Report the number of lines in the entries below that include the word "color", and nothing else.

Dataset records:
"""

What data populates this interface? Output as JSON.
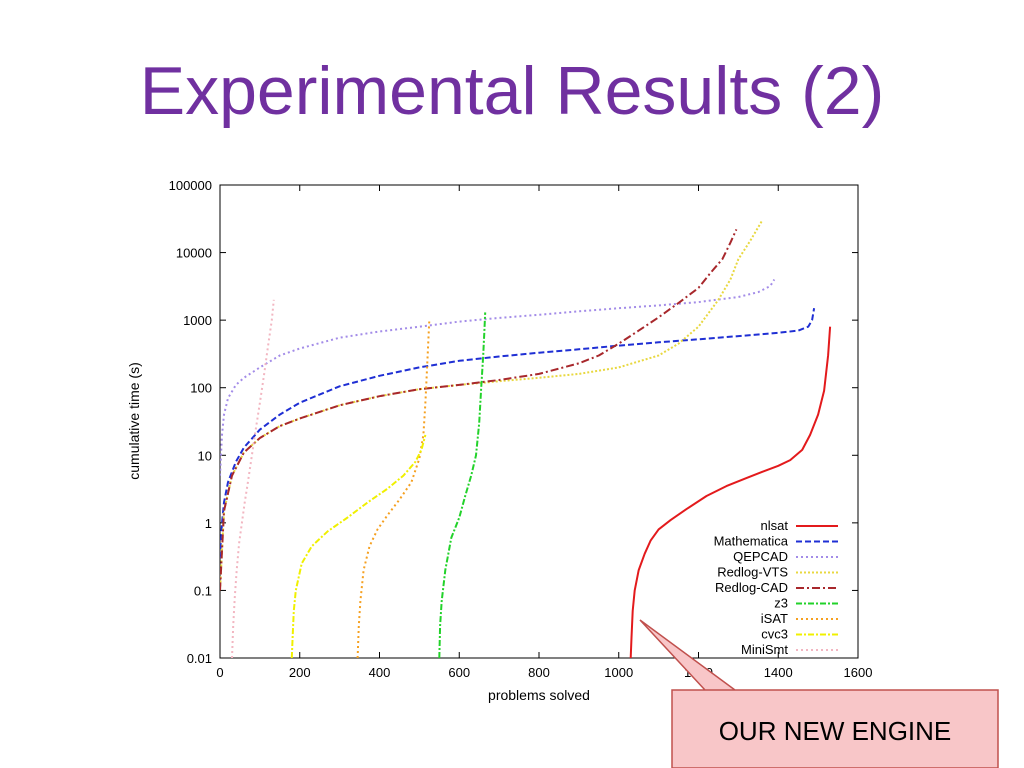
{
  "slide": {
    "title": "Experimental Results (2)"
  },
  "callout": {
    "text": "OUR NEW ENGINE",
    "fill": "#f8c6c8",
    "stroke": "#c0504d"
  },
  "chart_data": {
    "type": "line",
    "xlabel": "problems solved",
    "ylabel": "cumulative time (s)",
    "xlim": [
      0,
      1600
    ],
    "ylim": [
      0.01,
      100000
    ],
    "yscale": "log",
    "grid": false,
    "legend_position": "bottom-right",
    "x_ticks": [
      {
        "value": 0,
        "label": "0"
      },
      {
        "value": 200,
        "label": "200"
      },
      {
        "value": 400,
        "label": "400"
      },
      {
        "value": 600,
        "label": "600"
      },
      {
        "value": 800,
        "label": "800"
      },
      {
        "value": 1000,
        "label": "1000"
      },
      {
        "value": 1200,
        "label": "1200"
      },
      {
        "value": 1400,
        "label": "1400"
      },
      {
        "value": 1600,
        "label": "1600"
      }
    ],
    "y_ticks": [
      {
        "value": 0.01,
        "label": "0.01"
      },
      {
        "value": 0.1,
        "label": "0.1"
      },
      {
        "value": 1,
        "label": "1"
      },
      {
        "value": 10,
        "label": "10"
      },
      {
        "value": 100,
        "label": "100"
      },
      {
        "value": 1000,
        "label": "1000"
      },
      {
        "value": 10000,
        "label": "10000"
      },
      {
        "value": 100000,
        "label": "100000"
      }
    ],
    "series": [
      {
        "name": "nlsat",
        "color": "#e31a1c",
        "dash": "",
        "width": 2,
        "x": [
          1030,
          1032,
          1035,
          1040,
          1050,
          1065,
          1080,
          1100,
          1130,
          1170,
          1220,
          1270,
          1320,
          1360,
          1400,
          1430,
          1460,
          1480,
          1500,
          1515,
          1525,
          1530
        ],
        "y": [
          0.01,
          0.02,
          0.05,
          0.1,
          0.2,
          0.35,
          0.55,
          0.8,
          1.1,
          1.6,
          2.5,
          3.5,
          4.6,
          5.7,
          7,
          8.5,
          12,
          20,
          40,
          90,
          300,
          800
        ]
      },
      {
        "name": "Mathematica",
        "color": "#1f2fd4",
        "dash": "6,3",
        "width": 2,
        "x": [
          0,
          5,
          10,
          20,
          40,
          60,
          100,
          150,
          200,
          300,
          400,
          500,
          600,
          700,
          800,
          900,
          1000,
          1100,
          1200,
          1300,
          1400,
          1450,
          1475,
          1485,
          1490
        ],
        "y": [
          0.3,
          1,
          2,
          4,
          8,
          13,
          24,
          40,
          60,
          105,
          150,
          200,
          250,
          290,
          330,
          370,
          420,
          470,
          520,
          580,
          650,
          700,
          800,
          1000,
          1500
        ]
      },
      {
        "name": "QEPCAD",
        "color": "#a38ce8",
        "dash": "2,3",
        "width": 2,
        "x": [
          0,
          5,
          10,
          20,
          40,
          60,
          100,
          150,
          200,
          300,
          400,
          500,
          600,
          700,
          800,
          900,
          1000,
          1100,
          1200,
          1300,
          1350,
          1380,
          1390
        ],
        "y": [
          5,
          20,
          40,
          70,
          110,
          140,
          200,
          300,
          380,
          550,
          680,
          800,
          950,
          1080,
          1200,
          1350,
          1500,
          1650,
          1850,
          2200,
          2600,
          3200,
          4000
        ]
      },
      {
        "name": "Redlog-VTS",
        "color": "#e8d840",
        "dash": "2,2",
        "width": 2,
        "x": [
          0,
          10,
          30,
          60,
          100,
          150,
          200,
          300,
          400,
          500,
          600,
          700,
          800,
          900,
          1000,
          1100,
          1150,
          1200,
          1250,
          1280,
          1300,
          1330,
          1360
        ],
        "y": [
          0.1,
          1.5,
          5,
          11,
          18,
          27,
          35,
          55,
          75,
          95,
          110,
          125,
          140,
          160,
          200,
          300,
          450,
          800,
          2000,
          4000,
          8000,
          15000,
          30000
        ]
      },
      {
        "name": "Redlog-CAD",
        "color": "#a8282c",
        "dash": "8,3,2,3",
        "width": 2,
        "x": [
          0,
          10,
          30,
          60,
          100,
          150,
          200,
          300,
          400,
          500,
          600,
          700,
          800,
          900,
          950,
          1000,
          1050,
          1100,
          1150,
          1200,
          1230,
          1260,
          1280,
          1295
        ],
        "y": [
          0.1,
          1.5,
          5,
          11,
          18,
          27,
          35,
          55,
          75,
          95,
          110,
          130,
          160,
          230,
          300,
          450,
          700,
          1100,
          1800,
          3000,
          5000,
          8000,
          14000,
          22000
        ]
      },
      {
        "name": "z3",
        "color": "#22d22a",
        "dash": "6,2,2,2",
        "width": 2,
        "x": [
          550,
          552,
          556,
          565,
          580,
          600,
          615,
          630,
          642,
          650,
          655,
          660,
          663,
          665
        ],
        "y": [
          0.01,
          0.03,
          0.07,
          0.2,
          0.6,
          1.2,
          2.5,
          5,
          10,
          30,
          100,
          300,
          700,
          1300
        ]
      },
      {
        "name": "iSAT",
        "color": "#f5a020",
        "dash": "2,3",
        "width": 2,
        "x": [
          345,
          348,
          352,
          360,
          375,
          395,
          420,
          450,
          480,
          500,
          510,
          515,
          520,
          525
        ],
        "y": [
          0.01,
          0.03,
          0.07,
          0.2,
          0.45,
          0.8,
          1.3,
          2.2,
          4,
          9,
          20,
          60,
          250,
          1000
        ]
      },
      {
        "name": "cvc3",
        "color": "#f0f000",
        "dash": "6,2,2,2",
        "width": 2,
        "x": [
          180,
          182,
          185,
          190,
          205,
          230,
          270,
          320,
          370,
          420,
          460,
          490,
          505,
          515
        ],
        "y": [
          0.01,
          0.02,
          0.05,
          0.1,
          0.25,
          0.45,
          0.75,
          1.2,
          2,
          3.2,
          5,
          8,
          12,
          20
        ]
      },
      {
        "name": "MiniSmt",
        "color": "#f2b6c1",
        "dash": "2,3",
        "width": 2,
        "x": [
          30,
          33,
          37,
          42,
          48,
          55,
          62,
          70,
          80,
          90,
          100,
          110,
          120,
          130,
          135
        ],
        "y": [
          0.01,
          0.03,
          0.08,
          0.2,
          0.5,
          1,
          2,
          4,
          10,
          25,
          60,
          150,
          400,
          1000,
          2000
        ]
      }
    ]
  }
}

"""

> RIGHT ANSWER:
9